* WORK REQUIRED
Return the listing below verbatim. Pictures do not belong in the copy.

* MATERIAL SUPPLIED
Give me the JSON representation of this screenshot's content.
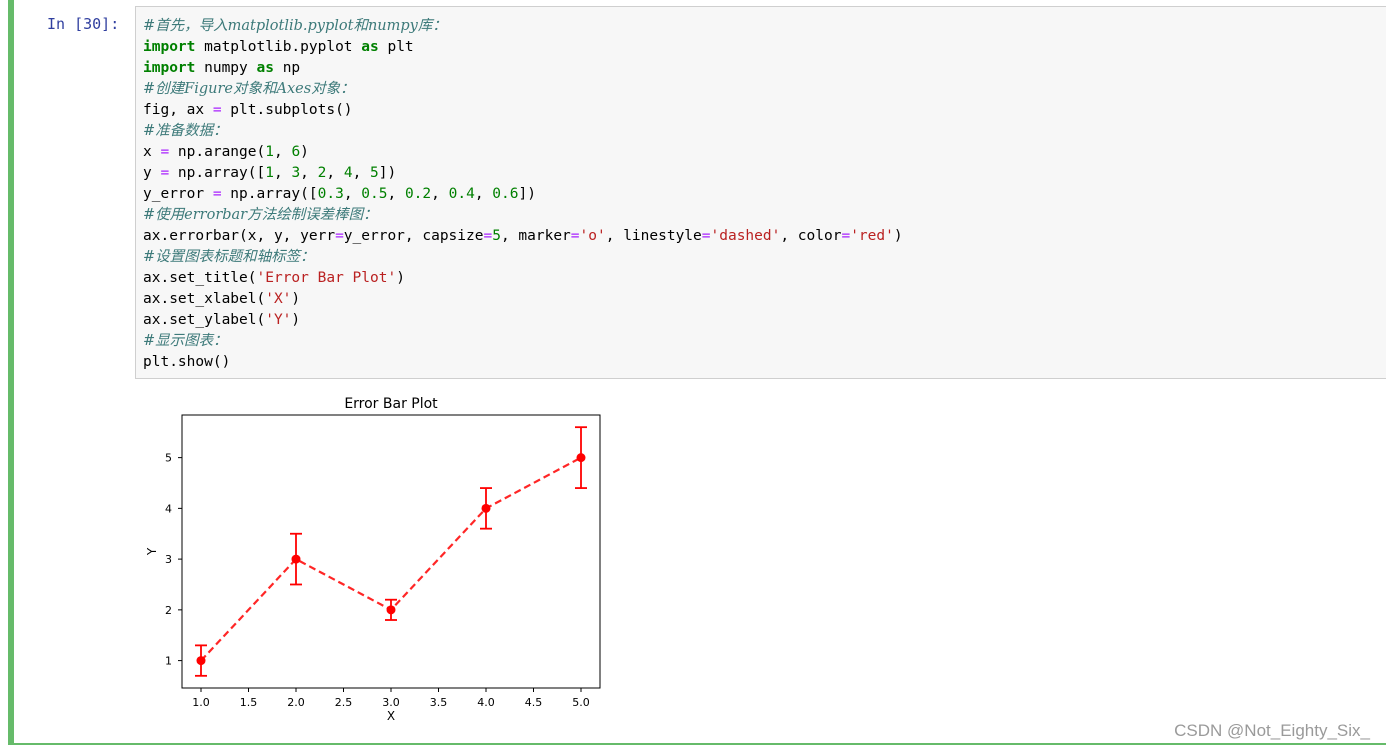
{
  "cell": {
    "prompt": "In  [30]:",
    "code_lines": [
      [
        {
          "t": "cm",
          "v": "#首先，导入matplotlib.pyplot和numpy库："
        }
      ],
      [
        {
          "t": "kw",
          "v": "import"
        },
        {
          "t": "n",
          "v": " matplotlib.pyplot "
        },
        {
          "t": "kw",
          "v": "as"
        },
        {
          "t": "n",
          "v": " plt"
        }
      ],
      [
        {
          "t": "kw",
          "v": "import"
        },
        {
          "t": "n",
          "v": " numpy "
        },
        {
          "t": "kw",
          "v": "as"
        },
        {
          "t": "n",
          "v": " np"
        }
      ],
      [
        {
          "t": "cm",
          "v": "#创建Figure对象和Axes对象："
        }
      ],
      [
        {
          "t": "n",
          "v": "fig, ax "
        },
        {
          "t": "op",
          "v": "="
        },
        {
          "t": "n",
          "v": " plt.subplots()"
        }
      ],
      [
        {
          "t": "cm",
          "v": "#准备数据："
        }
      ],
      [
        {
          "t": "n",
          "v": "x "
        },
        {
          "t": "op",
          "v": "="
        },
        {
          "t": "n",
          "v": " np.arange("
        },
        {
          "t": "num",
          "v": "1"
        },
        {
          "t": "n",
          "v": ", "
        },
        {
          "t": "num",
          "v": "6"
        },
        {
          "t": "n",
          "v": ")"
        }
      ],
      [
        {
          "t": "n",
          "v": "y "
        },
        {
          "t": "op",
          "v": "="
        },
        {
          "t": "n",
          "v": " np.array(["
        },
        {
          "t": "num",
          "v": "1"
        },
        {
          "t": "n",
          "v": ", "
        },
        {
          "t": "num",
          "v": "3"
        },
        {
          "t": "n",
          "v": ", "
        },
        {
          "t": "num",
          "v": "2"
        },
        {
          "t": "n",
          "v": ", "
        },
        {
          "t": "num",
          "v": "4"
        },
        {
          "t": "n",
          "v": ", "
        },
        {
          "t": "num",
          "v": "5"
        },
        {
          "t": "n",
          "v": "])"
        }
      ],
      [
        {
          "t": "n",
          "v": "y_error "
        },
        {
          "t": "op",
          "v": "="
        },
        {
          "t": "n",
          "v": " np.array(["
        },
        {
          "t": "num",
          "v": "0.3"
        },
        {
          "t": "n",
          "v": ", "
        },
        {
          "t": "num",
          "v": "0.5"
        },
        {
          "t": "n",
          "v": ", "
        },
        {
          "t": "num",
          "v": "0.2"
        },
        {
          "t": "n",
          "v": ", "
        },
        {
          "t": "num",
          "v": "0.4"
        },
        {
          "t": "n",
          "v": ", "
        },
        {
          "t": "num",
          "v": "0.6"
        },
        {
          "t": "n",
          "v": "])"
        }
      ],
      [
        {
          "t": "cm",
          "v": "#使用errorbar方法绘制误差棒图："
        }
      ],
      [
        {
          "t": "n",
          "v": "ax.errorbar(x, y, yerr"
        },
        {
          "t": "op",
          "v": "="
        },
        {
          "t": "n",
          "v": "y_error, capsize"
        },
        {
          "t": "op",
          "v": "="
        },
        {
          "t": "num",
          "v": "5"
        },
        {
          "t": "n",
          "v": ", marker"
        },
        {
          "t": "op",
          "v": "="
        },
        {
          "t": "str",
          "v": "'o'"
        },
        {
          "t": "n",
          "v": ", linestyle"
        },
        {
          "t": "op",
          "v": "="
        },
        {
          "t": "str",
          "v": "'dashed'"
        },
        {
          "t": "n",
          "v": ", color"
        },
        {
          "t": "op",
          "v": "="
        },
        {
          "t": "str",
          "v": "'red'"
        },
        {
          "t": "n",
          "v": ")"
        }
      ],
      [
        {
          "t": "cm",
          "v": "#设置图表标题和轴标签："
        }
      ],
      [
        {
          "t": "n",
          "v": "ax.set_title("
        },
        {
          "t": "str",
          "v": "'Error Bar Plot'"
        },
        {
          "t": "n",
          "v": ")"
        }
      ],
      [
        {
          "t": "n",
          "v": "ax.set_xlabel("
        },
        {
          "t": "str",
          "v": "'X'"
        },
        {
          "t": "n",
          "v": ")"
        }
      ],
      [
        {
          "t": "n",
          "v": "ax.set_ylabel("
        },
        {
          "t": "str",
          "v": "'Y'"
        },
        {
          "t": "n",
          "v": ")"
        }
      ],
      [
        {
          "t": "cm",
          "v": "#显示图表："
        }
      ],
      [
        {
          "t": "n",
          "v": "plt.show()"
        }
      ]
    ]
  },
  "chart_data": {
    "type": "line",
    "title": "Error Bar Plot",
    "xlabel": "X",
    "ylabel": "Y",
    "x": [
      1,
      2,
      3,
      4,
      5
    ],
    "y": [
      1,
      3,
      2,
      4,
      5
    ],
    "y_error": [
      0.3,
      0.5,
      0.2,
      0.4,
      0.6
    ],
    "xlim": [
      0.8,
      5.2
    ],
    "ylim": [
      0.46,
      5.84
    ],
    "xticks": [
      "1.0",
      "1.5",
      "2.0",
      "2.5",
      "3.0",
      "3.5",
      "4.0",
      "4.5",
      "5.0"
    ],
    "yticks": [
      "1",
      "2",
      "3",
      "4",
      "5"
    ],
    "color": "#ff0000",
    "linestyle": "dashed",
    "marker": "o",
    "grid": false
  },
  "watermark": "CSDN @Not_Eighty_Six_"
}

* TASK SOLUTION
Give me the JSON representation of this screenshot's content.
{
  "cell": {
    "prompt": "In  [30]:",
    "code_lines": [
      [
        {
          "t": "cm",
          "v": "#首先，导入matplotlib.pyplot和numpy库："
        }
      ],
      [
        {
          "t": "kw",
          "v": "import"
        },
        {
          "t": "n",
          "v": " matplotlib.pyplot "
        },
        {
          "t": "kw",
          "v": "as"
        },
        {
          "t": "n",
          "v": " plt"
        }
      ],
      [
        {
          "t": "kw",
          "v": "import"
        },
        {
          "t": "n",
          "v": " numpy "
        },
        {
          "t": "kw",
          "v": "as"
        },
        {
          "t": "n",
          "v": " np"
        }
      ],
      [
        {
          "t": "cm",
          "v": "#创建Figure对象和Axes对象："
        }
      ],
      [
        {
          "t": "n",
          "v": "fig, ax "
        },
        {
          "t": "op",
          "v": "="
        },
        {
          "t": "n",
          "v": " plt.subplots()"
        }
      ],
      [
        {
          "t": "cm",
          "v": "#准备数据："
        }
      ],
      [
        {
          "t": "n",
          "v": "x "
        },
        {
          "t": "op",
          "v": "="
        },
        {
          "t": "n",
          "v": " np.arange("
        },
        {
          "t": "num",
          "v": "1"
        },
        {
          "t": "n",
          "v": ", "
        },
        {
          "t": "num",
          "v": "6"
        },
        {
          "t": "n",
          "v": ")"
        }
      ],
      [
        {
          "t": "n",
          "v": "y "
        },
        {
          "t": "op",
          "v": "="
        },
        {
          "t": "n",
          "v": " np.array(["
        },
        {
          "t": "num",
          "v": "1"
        },
        {
          "t": "n",
          "v": ", "
        },
        {
          "t": "num",
          "v": "3"
        },
        {
          "t": "n",
          "v": ", "
        },
        {
          "t": "num",
          "v": "2"
        },
        {
          "t": "n",
          "v": ", "
        },
        {
          "t": "num",
          "v": "4"
        },
        {
          "t": "n",
          "v": ", "
        },
        {
          "t": "num",
          "v": "5"
        },
        {
          "t": "n",
          "v": "])"
        }
      ],
      [
        {
          "t": "n",
          "v": "y_error "
        },
        {
          "t": "op",
          "v": "="
        },
        {
          "t": "n",
          "v": " np.array(["
        },
        {
          "t": "num",
          "v": "0.3"
        },
        {
          "t": "n",
          "v": ", "
        },
        {
          "t": "num",
          "v": "0.5"
        },
        {
          "t": "n",
          "v": ", "
        },
        {
          "t": "num",
          "v": "0.2"
        },
        {
          "t": "n",
          "v": ", "
        },
        {
          "t": "num",
          "v": "0.4"
        },
        {
          "t": "n",
          "v": ", "
        },
        {
          "t": "num",
          "v": "0.6"
        },
        {
          "t": "n",
          "v": "])"
        }
      ],
      [
        {
          "t": "cm",
          "v": "#使用errorbar方法绘制误差棒图："
        }
      ],
      [
        {
          "t": "n",
          "v": "ax.errorbar(x, y, yerr"
        },
        {
          "t": "op",
          "v": "="
        },
        {
          "t": "n",
          "v": "y_error, capsize"
        },
        {
          "t": "op",
          "v": "="
        },
        {
          "t": "num",
          "v": "5"
        },
        {
          "t": "n",
          "v": ", marker"
        },
        {
          "t": "op",
          "v": "="
        },
        {
          "t": "str",
          "v": "'o'"
        },
        {
          "t": "n",
          "v": ", linestyle"
        },
        {
          "t": "op",
          "v": "="
        },
        {
          "t": "str",
          "v": "'dashed'"
        },
        {
          "t": "n",
          "v": ", color"
        },
        {
          "t": "op",
          "v": "="
        },
        {
          "t": "str",
          "v": "'red'"
        },
        {
          "t": "n",
          "v": ")"
        }
      ],
      [
        {
          "t": "cm",
          "v": "#设置图表标题和轴标签："
        }
      ],
      [
        {
          "t": "n",
          "v": "ax.set_title("
        },
        {
          "t": "str",
          "v": "'Error Bar Plot'"
        },
        {
          "t": "n",
          "v": ")"
        }
      ],
      [
        {
          "t": "n",
          "v": "ax.set_xlabel("
        },
        {
          "t": "str",
          "v": "'X'"
        },
        {
          "t": "n",
          "v": ")"
        }
      ],
      [
        {
          "t": "n",
          "v": "ax.set_ylabel("
        },
        {
          "t": "str",
          "v": "'Y'"
        },
        {
          "t": "n",
          "v": ")"
        }
      ],
      [
        {
          "t": "cm",
          "v": "#显示图表："
        }
      ],
      [
        {
          "t": "n",
          "v": "plt.show()"
        }
      ]
    ]
  },
  "chart_data": {
    "type": "line",
    "title": "Error Bar Plot",
    "xlabel": "X",
    "ylabel": "Y",
    "x": [
      1,
      2,
      3,
      4,
      5
    ],
    "y": [
      1,
      3,
      2,
      4,
      5
    ],
    "y_error": [
      0.3,
      0.5,
      0.2,
      0.4,
      0.6
    ],
    "xlim": [
      0.8,
      5.2
    ],
    "ylim": [
      0.46,
      5.84
    ],
    "xticks": [
      "1.0",
      "1.5",
      "2.0",
      "2.5",
      "3.0",
      "3.5",
      "4.0",
      "4.5",
      "5.0"
    ],
    "yticks": [
      "1",
      "2",
      "3",
      "4",
      "5"
    ],
    "color": "#ff0000",
    "linestyle": "dashed",
    "marker": "o",
    "grid": false
  },
  "watermark": "CSDN @Not_Eighty_Six_"
}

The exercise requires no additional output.